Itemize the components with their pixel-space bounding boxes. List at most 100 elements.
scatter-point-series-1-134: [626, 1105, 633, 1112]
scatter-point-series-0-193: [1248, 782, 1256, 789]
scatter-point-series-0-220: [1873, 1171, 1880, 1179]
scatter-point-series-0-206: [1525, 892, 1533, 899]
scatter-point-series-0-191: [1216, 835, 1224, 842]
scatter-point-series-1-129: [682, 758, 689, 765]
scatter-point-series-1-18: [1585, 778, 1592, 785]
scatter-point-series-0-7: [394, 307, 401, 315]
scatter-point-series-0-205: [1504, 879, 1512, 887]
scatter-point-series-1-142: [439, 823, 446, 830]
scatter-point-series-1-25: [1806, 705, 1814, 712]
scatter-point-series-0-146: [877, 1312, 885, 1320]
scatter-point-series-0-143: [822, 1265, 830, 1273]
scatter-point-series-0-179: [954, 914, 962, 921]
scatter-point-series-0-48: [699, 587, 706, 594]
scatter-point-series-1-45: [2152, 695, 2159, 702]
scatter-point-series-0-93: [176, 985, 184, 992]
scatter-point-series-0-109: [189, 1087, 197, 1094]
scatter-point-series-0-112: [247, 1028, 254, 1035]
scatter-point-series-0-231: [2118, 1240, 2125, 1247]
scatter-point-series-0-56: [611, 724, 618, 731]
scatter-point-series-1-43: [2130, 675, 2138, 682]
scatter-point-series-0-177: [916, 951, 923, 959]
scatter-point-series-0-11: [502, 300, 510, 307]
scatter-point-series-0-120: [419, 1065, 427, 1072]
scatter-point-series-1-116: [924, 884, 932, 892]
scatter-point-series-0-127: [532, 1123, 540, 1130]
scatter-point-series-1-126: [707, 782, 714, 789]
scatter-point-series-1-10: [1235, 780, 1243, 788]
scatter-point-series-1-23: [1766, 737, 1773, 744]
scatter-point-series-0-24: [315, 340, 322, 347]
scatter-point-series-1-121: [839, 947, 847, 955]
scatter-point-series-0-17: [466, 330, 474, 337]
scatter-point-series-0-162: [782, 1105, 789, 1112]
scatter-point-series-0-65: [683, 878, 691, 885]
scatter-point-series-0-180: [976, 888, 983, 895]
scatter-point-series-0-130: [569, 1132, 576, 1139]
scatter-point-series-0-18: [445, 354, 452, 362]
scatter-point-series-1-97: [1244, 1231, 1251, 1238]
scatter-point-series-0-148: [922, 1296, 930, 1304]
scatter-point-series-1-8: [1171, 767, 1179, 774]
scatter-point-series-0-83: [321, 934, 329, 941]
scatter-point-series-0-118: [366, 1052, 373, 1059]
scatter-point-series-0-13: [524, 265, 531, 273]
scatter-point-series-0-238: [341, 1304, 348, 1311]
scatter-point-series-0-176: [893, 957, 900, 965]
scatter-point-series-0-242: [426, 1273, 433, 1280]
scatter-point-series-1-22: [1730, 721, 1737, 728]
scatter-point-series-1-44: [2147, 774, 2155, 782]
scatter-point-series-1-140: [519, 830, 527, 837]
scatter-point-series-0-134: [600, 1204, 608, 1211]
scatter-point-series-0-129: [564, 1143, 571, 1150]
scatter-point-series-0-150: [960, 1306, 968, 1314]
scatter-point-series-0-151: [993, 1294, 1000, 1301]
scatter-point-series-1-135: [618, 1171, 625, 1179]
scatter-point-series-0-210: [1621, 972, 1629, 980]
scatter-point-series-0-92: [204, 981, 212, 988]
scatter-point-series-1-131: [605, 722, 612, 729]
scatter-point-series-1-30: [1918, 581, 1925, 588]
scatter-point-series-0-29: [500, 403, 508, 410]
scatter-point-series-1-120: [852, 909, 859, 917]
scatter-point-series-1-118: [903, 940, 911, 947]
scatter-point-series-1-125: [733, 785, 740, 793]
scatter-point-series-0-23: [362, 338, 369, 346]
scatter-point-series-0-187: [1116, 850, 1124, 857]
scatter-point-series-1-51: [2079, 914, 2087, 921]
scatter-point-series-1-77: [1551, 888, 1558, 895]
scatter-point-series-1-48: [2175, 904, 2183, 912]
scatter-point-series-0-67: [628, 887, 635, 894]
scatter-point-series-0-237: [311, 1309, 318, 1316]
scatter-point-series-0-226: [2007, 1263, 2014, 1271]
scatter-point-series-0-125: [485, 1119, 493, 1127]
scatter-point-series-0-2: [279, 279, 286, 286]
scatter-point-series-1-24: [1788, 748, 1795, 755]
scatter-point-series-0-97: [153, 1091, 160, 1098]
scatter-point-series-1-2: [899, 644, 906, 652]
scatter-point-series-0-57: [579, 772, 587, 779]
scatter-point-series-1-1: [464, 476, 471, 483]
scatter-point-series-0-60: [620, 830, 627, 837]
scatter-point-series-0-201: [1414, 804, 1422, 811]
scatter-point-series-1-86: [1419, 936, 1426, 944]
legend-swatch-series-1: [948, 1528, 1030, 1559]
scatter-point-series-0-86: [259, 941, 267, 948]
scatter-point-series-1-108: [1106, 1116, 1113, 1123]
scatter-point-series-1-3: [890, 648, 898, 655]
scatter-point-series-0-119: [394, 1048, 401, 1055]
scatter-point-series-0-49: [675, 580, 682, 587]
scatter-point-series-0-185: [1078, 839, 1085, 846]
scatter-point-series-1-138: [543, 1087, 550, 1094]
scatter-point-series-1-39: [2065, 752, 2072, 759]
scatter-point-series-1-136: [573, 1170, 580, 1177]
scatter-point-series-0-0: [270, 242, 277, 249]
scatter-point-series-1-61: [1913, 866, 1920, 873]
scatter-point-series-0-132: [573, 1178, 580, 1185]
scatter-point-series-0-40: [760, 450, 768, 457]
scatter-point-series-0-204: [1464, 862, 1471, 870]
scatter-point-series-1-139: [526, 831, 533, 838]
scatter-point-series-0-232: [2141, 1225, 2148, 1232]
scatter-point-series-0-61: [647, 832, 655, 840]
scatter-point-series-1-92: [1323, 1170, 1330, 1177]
────
> _GOAL_:
Could you return all of the entries above verbatim, with no line altered, added, or left out?

> _COMPLETE RESPONSE_:
Itemize the components with their pixel-space bounding boxes. List at most 100 elements.
scatter-point-series-1-134: [626, 1105, 633, 1112]
scatter-point-series-0-193: [1248, 782, 1256, 789]
scatter-point-series-0-220: [1873, 1171, 1880, 1179]
scatter-point-series-0-206: [1525, 892, 1533, 899]
scatter-point-series-0-191: [1216, 835, 1224, 842]
scatter-point-series-1-129: [682, 758, 689, 765]
scatter-point-series-1-18: [1585, 778, 1592, 785]
scatter-point-series-0-7: [394, 307, 401, 315]
scatter-point-series-0-205: [1504, 879, 1512, 887]
scatter-point-series-1-142: [439, 823, 446, 830]
scatter-point-series-1-25: [1806, 705, 1814, 712]
scatter-point-series-0-146: [877, 1312, 885, 1320]
scatter-point-series-0-143: [822, 1265, 830, 1273]
scatter-point-series-0-179: [954, 914, 962, 921]
scatter-point-series-0-48: [699, 587, 706, 594]
scatter-point-series-1-45: [2152, 695, 2159, 702]
scatter-point-series-0-93: [176, 985, 184, 992]
scatter-point-series-0-109: [189, 1087, 197, 1094]
scatter-point-series-0-112: [247, 1028, 254, 1035]
scatter-point-series-0-231: [2118, 1240, 2125, 1247]
scatter-point-series-0-56: [611, 724, 618, 731]
scatter-point-series-1-43: [2130, 675, 2138, 682]
scatter-point-series-0-177: [916, 951, 923, 959]
scatter-point-series-0-11: [502, 300, 510, 307]
scatter-point-series-0-120: [419, 1065, 427, 1072]
scatter-point-series-1-116: [924, 884, 932, 892]
scatter-point-series-0-127: [532, 1123, 540, 1130]
scatter-point-series-1-126: [707, 782, 714, 789]
scatter-point-series-1-10: [1235, 780, 1243, 788]
scatter-point-series-1-23: [1766, 737, 1773, 744]
scatter-point-series-0-24: [315, 340, 322, 347]
scatter-point-series-1-121: [839, 947, 847, 955]
scatter-point-series-0-17: [466, 330, 474, 337]
scatter-point-series-0-162: [782, 1105, 789, 1112]
scatter-point-series-0-65: [683, 878, 691, 885]
scatter-point-series-0-180: [976, 888, 983, 895]
scatter-point-series-0-130: [569, 1132, 576, 1139]
scatter-point-series-0-18: [445, 354, 452, 362]
scatter-point-series-1-97: [1244, 1231, 1251, 1238]
scatter-point-series-0-148: [922, 1296, 930, 1304]
scatter-point-series-1-8: [1171, 767, 1179, 774]
scatter-point-series-0-83: [321, 934, 329, 941]
scatter-point-series-0-118: [366, 1052, 373, 1059]
scatter-point-series-0-13: [524, 265, 531, 273]
scatter-point-series-0-238: [341, 1304, 348, 1311]
scatter-point-series-0-176: [893, 957, 900, 965]
scatter-point-series-0-242: [426, 1273, 433, 1280]
scatter-point-series-1-22: [1730, 721, 1737, 728]
scatter-point-series-1-44: [2147, 774, 2155, 782]
scatter-point-series-1-140: [519, 830, 527, 837]
scatter-point-series-0-134: [600, 1204, 608, 1211]
scatter-point-series-0-129: [564, 1143, 571, 1150]
scatter-point-series-0-150: [960, 1306, 968, 1314]
scatter-point-series-0-151: [993, 1294, 1000, 1301]
scatter-point-series-1-135: [618, 1171, 625, 1179]
scatter-point-series-0-210: [1621, 972, 1629, 980]
scatter-point-series-0-92: [204, 981, 212, 988]
scatter-point-series-1-131: [605, 722, 612, 729]
scatter-point-series-1-30: [1918, 581, 1925, 588]
scatter-point-series-0-29: [500, 403, 508, 410]
scatter-point-series-1-120: [852, 909, 859, 917]
scatter-point-series-1-118: [903, 940, 911, 947]
scatter-point-series-1-125: [733, 785, 740, 793]
scatter-point-series-0-23: [362, 338, 369, 346]
scatter-point-series-0-187: [1116, 850, 1124, 857]
scatter-point-series-1-51: [2079, 914, 2087, 921]
scatter-point-series-1-77: [1551, 888, 1558, 895]
scatter-point-series-1-48: [2175, 904, 2183, 912]
scatter-point-series-0-67: [628, 887, 635, 894]
scatter-point-series-0-237: [311, 1309, 318, 1316]
scatter-point-series-0-226: [2007, 1263, 2014, 1271]
scatter-point-series-0-125: [485, 1119, 493, 1127]
scatter-point-series-0-2: [279, 279, 286, 286]
scatter-point-series-1-24: [1788, 748, 1795, 755]
scatter-point-series-0-97: [153, 1091, 160, 1098]
scatter-point-series-1-2: [899, 644, 906, 652]
scatter-point-series-0-57: [579, 772, 587, 779]
scatter-point-series-1-1: [464, 476, 471, 483]
scatter-point-series-0-60: [620, 830, 627, 837]
scatter-point-series-0-201: [1414, 804, 1422, 811]
scatter-point-series-1-86: [1419, 936, 1426, 944]
legend-swatch-series-1: [948, 1528, 1030, 1559]
scatter-point-series-0-86: [259, 941, 267, 948]
scatter-point-series-1-108: [1106, 1116, 1113, 1123]
scatter-point-series-1-3: [890, 648, 898, 655]
scatter-point-series-0-119: [394, 1048, 401, 1055]
scatter-point-series-0-49: [675, 580, 682, 587]
scatter-point-series-0-185: [1078, 839, 1085, 846]
scatter-point-series-1-138: [543, 1087, 550, 1094]
scatter-point-series-1-39: [2065, 752, 2072, 759]
scatter-point-series-1-136: [573, 1170, 580, 1177]
scatter-point-series-0-0: [270, 242, 277, 249]
scatter-point-series-1-61: [1913, 866, 1920, 873]
scatter-point-series-0-132: [573, 1178, 580, 1185]
scatter-point-series-0-40: [760, 450, 768, 457]
scatter-point-series-0-204: [1464, 862, 1471, 870]
scatter-point-series-1-139: [526, 831, 533, 838]
scatter-point-series-0-232: [2141, 1225, 2148, 1232]
scatter-point-series-0-61: [647, 832, 655, 840]
scatter-point-series-1-92: [1323, 1170, 1330, 1177]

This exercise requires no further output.